• DATASET EXTRACT:
-- begin --

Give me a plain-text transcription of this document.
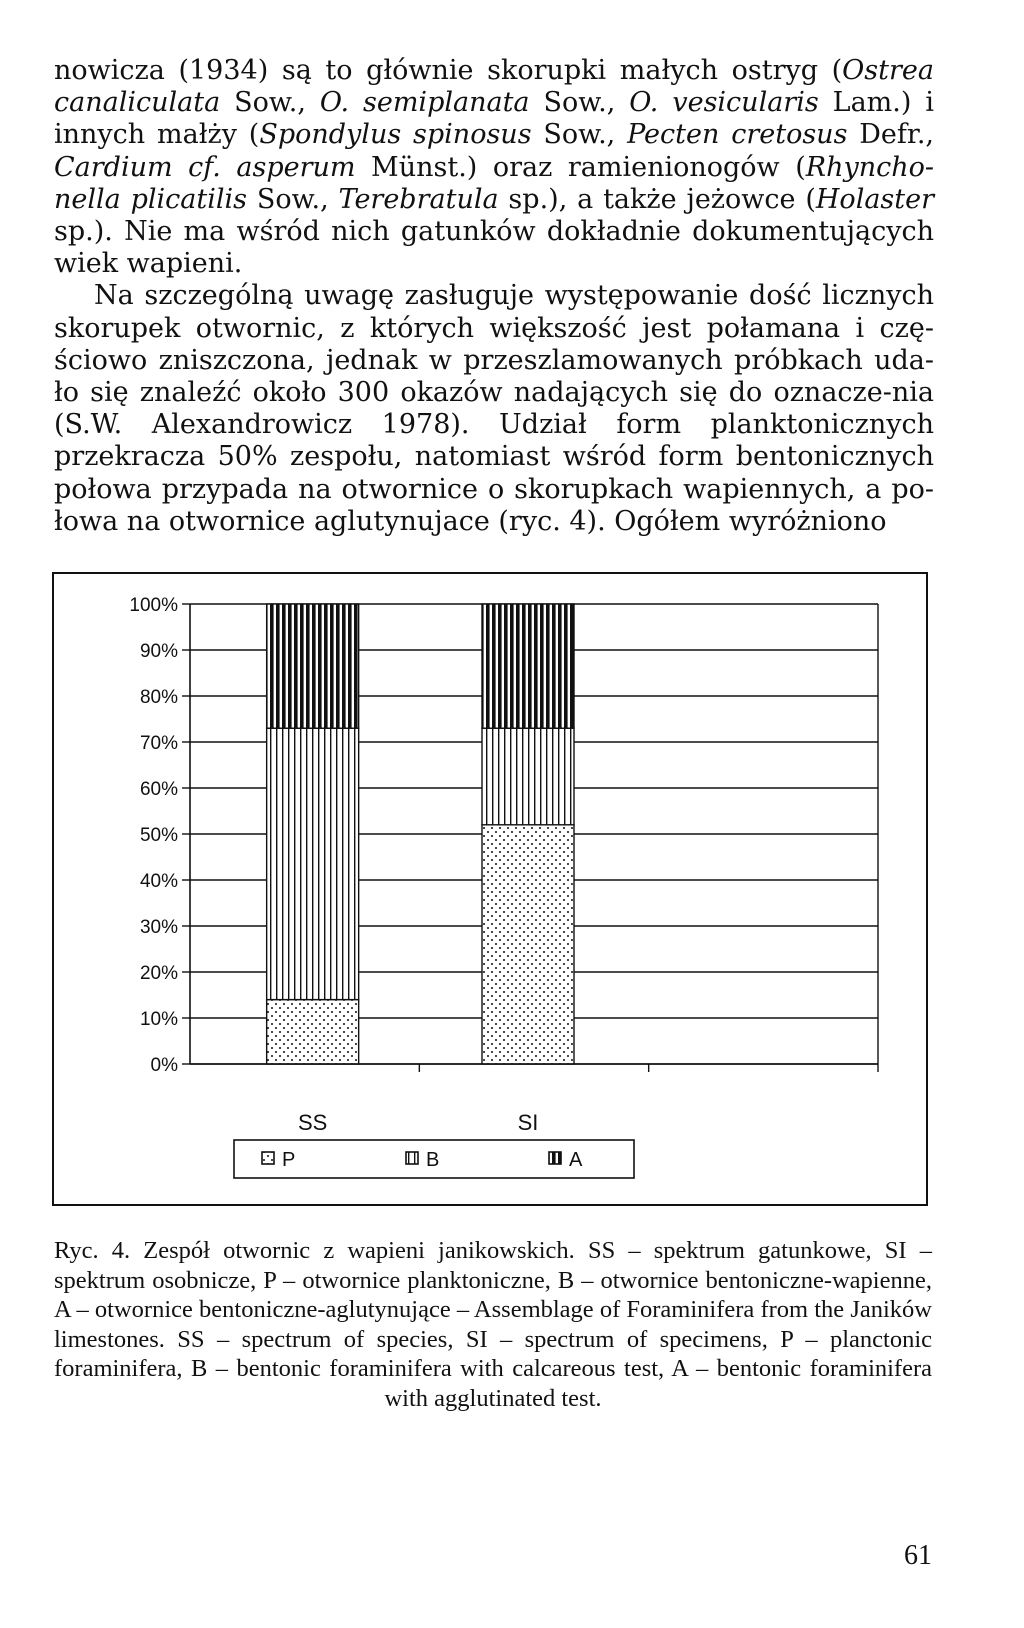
nowicza (1934) są to głównie skorupki małych ostryg (Ostrea canaliculata Sow., O. semiplanata Sow., O. vesicularis Lam.) i innych małży (Spondylus spinosus Sow., Pecten cretosus Defr., Cardium cf. asperum Münst.) oraz ramienionogów (Rhyncho- nella plicatilis Sow., Terebratula sp.), a także jeżowce (Holaster sp.). Nie ma wśród nich gatunków dokładnie dokumentujących wiek wapieni.

Na szczególną uwagę zasługuje występowanie dość licznych skorupek otwornic, z których większość jest połamana i czę-ściowo zniszczona, jednak w przeszlamowanych próbkach uda-ło się znaleźć około 300 okazów nadających się do oznacze-nia (S.W. Alexandrowicz 1978). Udział form planktonicznych przekracza 50% zespołu, natomiast wśród form bentonicznych połowa przypada na otwornice o skorupkach wapiennych, a po-łowa na otwornice aglutynujace (ryc. 4). Ogółem wyróżniono

0%
10%
20%
30%
40%
50%
60%
70%
80%
90%
100%
SS	SI
P	B	A

Ryc. 4. Zespół otwornic z wapieni janikowskich. SS – spektrum gatunkowe, SI – spektrum osobnicze, P – otwornice planktoniczne, B – otwornice bentoniczne-wapienne, A – otwornice bentoniczne-aglutynujące – Assemblage of Foraminifera from the Janików limestones. SS – spectrum of species, SI – spectrum of specimens, P – planctonic foraminifera, B – bentonic foraminifera with calcareous test, A – bentonic foraminifera with agglutinated test.

61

-- end --

• BRIEF:
Check each line above for the string "wapieni" and show the ones that have it.

• THE OUTPUT:
nowicza (1934) są to głównie skorupki małych ostryg (Ostrea canaliculata Sow., O. semiplanata Sow., O. vesicularis Lam.) i innych małży (Spondylus spinosus Sow., Pecten cretosus Defr., Cardium cf. asperum Münst.) oraz ramienionogów (Rhyncho- nella plicatilis Sow., Terebratula sp.), a także jeżowce (Holaster sp.). Nie ma wśród nich gatunków dokładnie dokumentujących wiek wapieni.
Ryc. 4. Zespół otwornic z wapieni janikowskich. SS – spektrum gatunkowe, SI – spektrum osobnicze, P – otwornice planktoniczne, B – otwornice bentoniczne-wapienne, A – otwornice bentoniczne-aglutynujące – Assemblage of Foraminifera from the Janików limestones. SS – spectrum of species, SI – spectrum of specimens, P – planctonic foraminifera, B – bentonic foraminifera with calcareous test, A – bentonic foraminifera with agglutinated test.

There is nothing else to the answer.